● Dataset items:
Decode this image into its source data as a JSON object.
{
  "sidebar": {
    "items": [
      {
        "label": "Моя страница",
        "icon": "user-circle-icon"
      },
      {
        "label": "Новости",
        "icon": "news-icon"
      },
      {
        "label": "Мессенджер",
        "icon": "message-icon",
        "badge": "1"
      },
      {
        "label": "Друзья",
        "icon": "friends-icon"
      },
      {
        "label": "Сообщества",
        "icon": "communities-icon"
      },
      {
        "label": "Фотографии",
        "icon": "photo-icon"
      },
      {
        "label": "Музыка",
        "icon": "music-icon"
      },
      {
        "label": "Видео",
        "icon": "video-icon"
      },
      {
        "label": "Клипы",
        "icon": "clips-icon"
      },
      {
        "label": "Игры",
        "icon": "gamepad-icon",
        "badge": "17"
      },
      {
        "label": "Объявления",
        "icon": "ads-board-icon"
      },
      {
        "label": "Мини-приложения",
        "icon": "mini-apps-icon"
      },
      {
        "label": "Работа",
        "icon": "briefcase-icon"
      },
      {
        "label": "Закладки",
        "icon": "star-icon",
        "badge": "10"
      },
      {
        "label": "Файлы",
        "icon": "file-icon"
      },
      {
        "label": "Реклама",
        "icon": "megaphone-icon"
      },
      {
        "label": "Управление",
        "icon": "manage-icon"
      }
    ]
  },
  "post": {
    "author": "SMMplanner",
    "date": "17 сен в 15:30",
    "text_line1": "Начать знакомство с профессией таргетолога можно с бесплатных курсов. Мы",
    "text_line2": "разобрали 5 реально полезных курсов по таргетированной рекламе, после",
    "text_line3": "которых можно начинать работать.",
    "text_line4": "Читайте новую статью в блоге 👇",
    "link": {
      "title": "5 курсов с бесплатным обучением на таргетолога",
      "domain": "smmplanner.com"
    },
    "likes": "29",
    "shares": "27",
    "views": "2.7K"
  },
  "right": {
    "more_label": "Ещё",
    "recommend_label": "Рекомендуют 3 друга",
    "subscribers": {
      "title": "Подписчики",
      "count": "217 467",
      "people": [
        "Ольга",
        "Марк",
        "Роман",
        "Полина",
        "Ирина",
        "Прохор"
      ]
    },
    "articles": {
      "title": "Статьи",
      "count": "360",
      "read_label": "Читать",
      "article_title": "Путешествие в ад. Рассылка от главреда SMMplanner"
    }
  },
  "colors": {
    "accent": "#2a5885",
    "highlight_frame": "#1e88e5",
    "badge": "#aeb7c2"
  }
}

● WHAT IS ASKED:
Search the listing for the string "можно". Copy each line where it turns up.

● RESULT BELOW:
    "text_line1": "Начать знакомство с профессией таргетолога можно с бесплатных курсов. Мы",
    "text_line3": "которых можно начинать работать.",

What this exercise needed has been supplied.